Вообще литераторы – главные герои выставки (что подтверждает тезис о литературоцентризме русской культурной традиции). Не сравнить вялый портрет композитора Петрова с роскошным «барочным» алтарем, на который водружен Достоевский. Или с монументальной тушей Ахматовой, которая при переводе в камень с рисунка Модильяни приобрела прямо-таки слоновью величественность. Особенно хороша она в этом смысле со спины.

26 февраля 2010

Страна советских красок

Выставка Мартироса Сарьяна, ГТГ

Для многих поколений советских школьников Мартирос Сарьян – художник из учебника. Не из учебника «Родная речь» для младших классов – туда допускались исключительно русские пейзажи, но из учебника для детей постарше, которым вменялось знать и любить свою многонациональную и многоликую родину. Такую родину, как на картинах Сарьяна, было любить легко. Голубые и оранжевые горы, смешные яркие домики, печальные ослики, разлапистые нелепые пальмы, неведомые в стране коричневых дорогущих рыночных гранатов фрукты с тем же названием, но почему-то истошно гранатового цвета.

Конечно, признать за свою страну это буйство красок ни одному ленинградско-московско-сибирскому ребенку и в голову не приходило, но картинки запоминались. Тем более что ничего подобного (читай: французского) на те страницы больше не допускалось. Сарьян один вводил детей в модернистский дискурс, которым на самом-то деле он владел отлично, но никогда не был на передовых позициях. Разрешено ему это было только потому, что он армянин, то есть «свой иностранец». Искусство национальных республик могло жить своей жизнью в СССР, за общность социалистического настоящего и коммунистического будущего ему прощалось иноязычие. Иногда, как в случае с Сарьяном, иноязычие оказывалось вполне себе интернациональным, но на это закрывали глаза.

Проживший долгие девяносто два года (1880–1972) Мартирос Сергеевич Сарьян был, безусловно, главным армянским художником. Хотя, строго говоря, анкетные данные для этого у него были не очень: родился не в Армении, а в армянской семье, в армянском городе, но на Дону. Учиться поехал не на юг, а на север: в семнадцать лет поступил в Московское училище живописи, ваяния и зодчества, где сидел в классах у Коровина и Серова. Впервые на родину предков Сарьян приехал студентом в 1902 году.

◆ Исходные данные
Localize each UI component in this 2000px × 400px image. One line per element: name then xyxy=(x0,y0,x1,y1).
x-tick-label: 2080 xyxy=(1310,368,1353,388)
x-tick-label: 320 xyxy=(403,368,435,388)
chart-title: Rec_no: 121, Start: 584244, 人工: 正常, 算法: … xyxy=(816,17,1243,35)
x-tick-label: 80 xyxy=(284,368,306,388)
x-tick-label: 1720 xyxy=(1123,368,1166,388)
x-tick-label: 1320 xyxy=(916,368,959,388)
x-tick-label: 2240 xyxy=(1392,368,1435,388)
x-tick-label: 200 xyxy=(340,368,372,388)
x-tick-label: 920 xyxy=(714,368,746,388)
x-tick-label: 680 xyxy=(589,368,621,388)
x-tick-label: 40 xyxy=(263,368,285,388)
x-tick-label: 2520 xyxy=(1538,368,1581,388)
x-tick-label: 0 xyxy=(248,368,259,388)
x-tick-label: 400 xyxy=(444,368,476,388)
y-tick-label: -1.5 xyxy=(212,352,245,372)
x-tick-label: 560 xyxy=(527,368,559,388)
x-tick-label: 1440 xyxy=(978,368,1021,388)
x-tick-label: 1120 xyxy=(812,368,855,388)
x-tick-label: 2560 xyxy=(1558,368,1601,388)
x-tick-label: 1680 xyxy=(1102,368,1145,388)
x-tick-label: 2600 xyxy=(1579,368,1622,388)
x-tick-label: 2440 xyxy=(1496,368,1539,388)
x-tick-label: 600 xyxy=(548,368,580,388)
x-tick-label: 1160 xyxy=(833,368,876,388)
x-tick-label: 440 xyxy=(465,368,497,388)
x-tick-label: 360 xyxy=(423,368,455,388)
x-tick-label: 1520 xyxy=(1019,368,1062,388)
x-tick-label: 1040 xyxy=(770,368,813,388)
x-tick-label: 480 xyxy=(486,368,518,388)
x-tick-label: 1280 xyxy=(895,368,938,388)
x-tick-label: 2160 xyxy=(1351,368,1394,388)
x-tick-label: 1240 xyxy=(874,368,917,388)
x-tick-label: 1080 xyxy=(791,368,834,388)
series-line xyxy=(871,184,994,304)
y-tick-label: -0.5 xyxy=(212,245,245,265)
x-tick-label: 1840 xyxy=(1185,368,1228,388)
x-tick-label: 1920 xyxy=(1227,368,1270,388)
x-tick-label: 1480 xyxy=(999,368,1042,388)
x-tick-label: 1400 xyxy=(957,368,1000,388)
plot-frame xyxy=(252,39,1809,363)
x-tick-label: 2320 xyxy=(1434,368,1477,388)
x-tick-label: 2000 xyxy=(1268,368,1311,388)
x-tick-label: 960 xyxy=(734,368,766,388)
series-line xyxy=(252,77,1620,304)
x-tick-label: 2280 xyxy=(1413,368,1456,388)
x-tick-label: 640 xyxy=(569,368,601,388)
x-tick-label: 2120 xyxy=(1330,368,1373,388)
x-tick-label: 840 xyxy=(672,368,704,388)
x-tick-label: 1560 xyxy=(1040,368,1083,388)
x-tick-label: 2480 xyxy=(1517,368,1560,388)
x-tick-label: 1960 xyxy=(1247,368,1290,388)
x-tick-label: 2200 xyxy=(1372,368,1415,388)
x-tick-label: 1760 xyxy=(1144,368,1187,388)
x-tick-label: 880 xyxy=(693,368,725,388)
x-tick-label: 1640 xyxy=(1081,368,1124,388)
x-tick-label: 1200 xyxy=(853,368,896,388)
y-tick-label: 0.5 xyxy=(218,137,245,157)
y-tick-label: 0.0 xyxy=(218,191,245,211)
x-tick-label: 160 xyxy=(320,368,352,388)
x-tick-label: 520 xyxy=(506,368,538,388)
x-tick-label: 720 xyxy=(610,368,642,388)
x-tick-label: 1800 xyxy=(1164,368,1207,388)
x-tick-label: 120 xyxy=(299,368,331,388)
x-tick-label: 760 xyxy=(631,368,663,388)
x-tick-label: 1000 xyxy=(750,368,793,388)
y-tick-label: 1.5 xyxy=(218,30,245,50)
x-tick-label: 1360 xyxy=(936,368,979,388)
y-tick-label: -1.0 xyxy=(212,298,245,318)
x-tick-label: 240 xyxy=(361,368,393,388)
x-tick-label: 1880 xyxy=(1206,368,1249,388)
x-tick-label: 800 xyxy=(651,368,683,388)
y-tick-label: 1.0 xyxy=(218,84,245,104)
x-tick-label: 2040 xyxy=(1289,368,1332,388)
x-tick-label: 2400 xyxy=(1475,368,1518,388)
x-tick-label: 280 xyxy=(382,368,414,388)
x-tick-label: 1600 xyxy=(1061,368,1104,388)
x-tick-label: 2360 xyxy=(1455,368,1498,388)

◆ Задание
Напишите продолжение текста о выставке Мартироса Сарьяна, начав сразу после его последнего предложения.

◆ Ответ
Три года подряд он ездил на Кавказ и там наконец нашел то, что не смог найти в Москве, – цвет. Таким его увидели на знаменитой выставке «Голубой розы» в Москве в 1907‐м, таким его похвалил Серов, таким заметил Щукин и заказал два портрета, таким он стал знаменит. В 1910‐м его картины покупает Третьяковская галерея. Серов комментирует: «Давно пора…», правая пресса брюзжит: «Если приобретать гг. Сарьянов, то скоро Третьяковская галерея превратится черт знает во что…», а сам Сарьян признается, что боится своего успеха. И уезжает в Египет, Турцию, Персию – за настоящим Востоком. Путешествия были прерваны войной и армянским геноцидом в Турции. Сарьян бросается в Эчмиадзин на помощь беженцам, живет то в Тифлисе, то в Новой Нахичевани на Дону, и там и там много пишет, создает различные общества армянских художников, основывает Армянский краеведческий музей в Ростове.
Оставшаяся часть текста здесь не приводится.